→ **Given request**
Answer with the number of lines in the listing below that contain the word "Khảm", and nothing else.

→ **Input data**
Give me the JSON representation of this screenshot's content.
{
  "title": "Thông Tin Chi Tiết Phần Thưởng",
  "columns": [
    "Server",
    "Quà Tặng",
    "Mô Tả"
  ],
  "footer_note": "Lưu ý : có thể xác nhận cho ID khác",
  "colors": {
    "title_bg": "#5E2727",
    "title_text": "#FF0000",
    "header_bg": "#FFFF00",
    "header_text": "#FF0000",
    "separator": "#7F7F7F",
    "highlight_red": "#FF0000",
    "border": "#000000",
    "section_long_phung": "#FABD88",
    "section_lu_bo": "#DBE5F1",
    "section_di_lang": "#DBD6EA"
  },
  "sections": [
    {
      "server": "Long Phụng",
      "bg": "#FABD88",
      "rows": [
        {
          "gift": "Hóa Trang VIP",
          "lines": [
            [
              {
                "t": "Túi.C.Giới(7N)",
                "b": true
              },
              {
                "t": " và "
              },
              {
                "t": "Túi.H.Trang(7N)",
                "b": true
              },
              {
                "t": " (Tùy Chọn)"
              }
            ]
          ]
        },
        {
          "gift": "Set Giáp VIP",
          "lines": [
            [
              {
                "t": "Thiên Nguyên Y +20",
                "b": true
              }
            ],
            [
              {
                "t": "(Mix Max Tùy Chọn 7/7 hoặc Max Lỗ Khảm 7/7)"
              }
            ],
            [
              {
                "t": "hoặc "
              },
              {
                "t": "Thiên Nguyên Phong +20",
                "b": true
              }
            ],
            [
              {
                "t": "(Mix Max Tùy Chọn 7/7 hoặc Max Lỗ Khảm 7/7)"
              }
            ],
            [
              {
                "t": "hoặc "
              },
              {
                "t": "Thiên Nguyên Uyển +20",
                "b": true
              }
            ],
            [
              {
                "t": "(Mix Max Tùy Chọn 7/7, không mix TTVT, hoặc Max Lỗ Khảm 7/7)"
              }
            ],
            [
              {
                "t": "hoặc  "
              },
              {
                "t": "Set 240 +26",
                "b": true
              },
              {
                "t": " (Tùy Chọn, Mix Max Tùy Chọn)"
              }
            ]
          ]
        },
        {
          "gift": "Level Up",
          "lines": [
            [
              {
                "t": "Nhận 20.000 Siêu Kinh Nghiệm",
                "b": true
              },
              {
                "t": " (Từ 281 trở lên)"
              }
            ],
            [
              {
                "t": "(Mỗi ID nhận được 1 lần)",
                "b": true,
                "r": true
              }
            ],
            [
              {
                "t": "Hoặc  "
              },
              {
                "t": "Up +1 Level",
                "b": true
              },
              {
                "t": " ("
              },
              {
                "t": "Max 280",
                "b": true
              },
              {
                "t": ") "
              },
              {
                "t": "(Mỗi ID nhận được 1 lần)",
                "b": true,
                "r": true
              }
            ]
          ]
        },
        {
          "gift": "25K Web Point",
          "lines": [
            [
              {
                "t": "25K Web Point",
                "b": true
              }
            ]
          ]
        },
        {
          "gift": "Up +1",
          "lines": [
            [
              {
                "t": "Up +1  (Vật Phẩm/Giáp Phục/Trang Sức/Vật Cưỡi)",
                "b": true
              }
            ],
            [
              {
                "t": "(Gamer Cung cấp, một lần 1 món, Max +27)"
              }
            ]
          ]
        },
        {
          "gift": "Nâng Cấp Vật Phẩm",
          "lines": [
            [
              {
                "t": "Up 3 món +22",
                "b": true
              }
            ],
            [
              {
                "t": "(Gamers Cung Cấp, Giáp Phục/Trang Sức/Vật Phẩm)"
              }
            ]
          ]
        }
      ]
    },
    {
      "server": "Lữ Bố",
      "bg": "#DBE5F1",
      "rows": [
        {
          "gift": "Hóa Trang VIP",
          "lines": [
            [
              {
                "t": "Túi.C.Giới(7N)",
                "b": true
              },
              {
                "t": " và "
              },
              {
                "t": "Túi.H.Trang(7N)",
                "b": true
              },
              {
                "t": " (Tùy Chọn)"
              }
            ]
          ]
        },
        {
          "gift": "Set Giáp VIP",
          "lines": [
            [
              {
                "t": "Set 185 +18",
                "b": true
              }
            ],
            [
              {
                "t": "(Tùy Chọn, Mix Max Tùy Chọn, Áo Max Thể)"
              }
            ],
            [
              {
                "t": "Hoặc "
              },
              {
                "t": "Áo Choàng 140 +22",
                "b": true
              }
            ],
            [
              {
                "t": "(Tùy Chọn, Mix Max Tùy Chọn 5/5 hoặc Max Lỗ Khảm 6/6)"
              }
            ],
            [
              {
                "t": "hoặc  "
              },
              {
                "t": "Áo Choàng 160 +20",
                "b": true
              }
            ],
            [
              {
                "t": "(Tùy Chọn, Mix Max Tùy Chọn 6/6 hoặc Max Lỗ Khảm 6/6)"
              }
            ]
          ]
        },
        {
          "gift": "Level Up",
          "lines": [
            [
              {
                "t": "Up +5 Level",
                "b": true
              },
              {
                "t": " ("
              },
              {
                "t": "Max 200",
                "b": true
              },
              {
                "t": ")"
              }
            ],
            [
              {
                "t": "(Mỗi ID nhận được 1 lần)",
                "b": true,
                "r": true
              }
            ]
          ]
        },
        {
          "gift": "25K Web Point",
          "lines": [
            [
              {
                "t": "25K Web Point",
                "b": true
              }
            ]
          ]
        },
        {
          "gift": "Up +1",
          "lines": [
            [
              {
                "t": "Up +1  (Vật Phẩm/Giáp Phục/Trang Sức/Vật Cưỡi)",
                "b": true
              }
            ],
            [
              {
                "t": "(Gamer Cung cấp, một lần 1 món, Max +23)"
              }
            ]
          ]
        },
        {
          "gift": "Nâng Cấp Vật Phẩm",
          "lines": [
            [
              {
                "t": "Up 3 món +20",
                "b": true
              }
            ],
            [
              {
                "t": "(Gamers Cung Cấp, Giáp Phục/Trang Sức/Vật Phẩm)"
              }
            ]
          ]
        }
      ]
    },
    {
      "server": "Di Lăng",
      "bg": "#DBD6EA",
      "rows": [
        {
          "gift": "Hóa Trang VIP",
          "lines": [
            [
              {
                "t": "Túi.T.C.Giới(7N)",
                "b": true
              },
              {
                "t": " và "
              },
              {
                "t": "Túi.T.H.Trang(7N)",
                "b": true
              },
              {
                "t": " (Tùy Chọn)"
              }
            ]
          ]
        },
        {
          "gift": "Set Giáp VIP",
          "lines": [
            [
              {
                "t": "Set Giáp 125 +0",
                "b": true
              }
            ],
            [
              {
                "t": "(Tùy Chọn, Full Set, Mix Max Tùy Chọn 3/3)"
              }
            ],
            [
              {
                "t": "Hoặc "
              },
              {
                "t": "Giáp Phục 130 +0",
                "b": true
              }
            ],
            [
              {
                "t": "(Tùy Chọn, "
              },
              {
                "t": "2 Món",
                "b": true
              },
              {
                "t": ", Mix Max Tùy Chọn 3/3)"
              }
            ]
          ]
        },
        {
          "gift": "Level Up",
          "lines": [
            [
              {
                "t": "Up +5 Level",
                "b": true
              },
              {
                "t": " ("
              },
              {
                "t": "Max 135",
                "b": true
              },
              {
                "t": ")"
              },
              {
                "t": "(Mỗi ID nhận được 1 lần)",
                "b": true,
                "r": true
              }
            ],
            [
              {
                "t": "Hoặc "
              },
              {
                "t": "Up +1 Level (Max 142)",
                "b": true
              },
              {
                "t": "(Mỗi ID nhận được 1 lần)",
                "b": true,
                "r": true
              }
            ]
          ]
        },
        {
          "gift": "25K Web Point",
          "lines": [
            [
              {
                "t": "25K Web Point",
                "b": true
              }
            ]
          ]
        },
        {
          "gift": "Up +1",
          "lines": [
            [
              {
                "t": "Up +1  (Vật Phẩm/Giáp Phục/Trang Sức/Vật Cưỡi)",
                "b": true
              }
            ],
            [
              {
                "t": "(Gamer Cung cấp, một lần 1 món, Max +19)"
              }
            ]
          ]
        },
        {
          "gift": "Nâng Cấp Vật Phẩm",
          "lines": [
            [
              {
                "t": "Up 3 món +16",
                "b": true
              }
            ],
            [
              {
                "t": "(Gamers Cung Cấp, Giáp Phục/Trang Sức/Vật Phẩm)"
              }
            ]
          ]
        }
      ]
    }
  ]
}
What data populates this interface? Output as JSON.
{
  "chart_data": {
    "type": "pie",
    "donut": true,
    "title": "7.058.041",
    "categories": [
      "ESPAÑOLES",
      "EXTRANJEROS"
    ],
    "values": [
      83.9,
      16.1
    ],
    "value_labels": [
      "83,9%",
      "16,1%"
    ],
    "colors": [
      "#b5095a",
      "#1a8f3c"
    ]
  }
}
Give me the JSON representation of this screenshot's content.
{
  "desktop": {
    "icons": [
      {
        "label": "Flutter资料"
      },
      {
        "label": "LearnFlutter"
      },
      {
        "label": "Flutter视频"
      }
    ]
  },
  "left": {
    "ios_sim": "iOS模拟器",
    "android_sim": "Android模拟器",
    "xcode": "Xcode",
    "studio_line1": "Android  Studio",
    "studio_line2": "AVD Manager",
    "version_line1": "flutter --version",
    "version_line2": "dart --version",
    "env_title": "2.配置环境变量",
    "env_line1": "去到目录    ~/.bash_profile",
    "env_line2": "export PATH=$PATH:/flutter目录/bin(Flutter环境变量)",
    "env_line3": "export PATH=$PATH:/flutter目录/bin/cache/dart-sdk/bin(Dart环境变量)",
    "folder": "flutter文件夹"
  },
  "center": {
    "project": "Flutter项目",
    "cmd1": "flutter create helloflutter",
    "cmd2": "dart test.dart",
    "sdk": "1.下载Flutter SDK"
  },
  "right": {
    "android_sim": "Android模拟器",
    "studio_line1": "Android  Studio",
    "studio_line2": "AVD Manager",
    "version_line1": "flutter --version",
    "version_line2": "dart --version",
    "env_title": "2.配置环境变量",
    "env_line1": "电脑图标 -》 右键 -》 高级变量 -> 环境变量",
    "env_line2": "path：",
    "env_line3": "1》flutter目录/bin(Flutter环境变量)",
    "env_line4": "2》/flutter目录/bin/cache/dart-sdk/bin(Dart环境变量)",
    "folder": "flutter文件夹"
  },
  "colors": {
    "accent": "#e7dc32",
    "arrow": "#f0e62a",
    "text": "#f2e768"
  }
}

→ **Finished answer**
5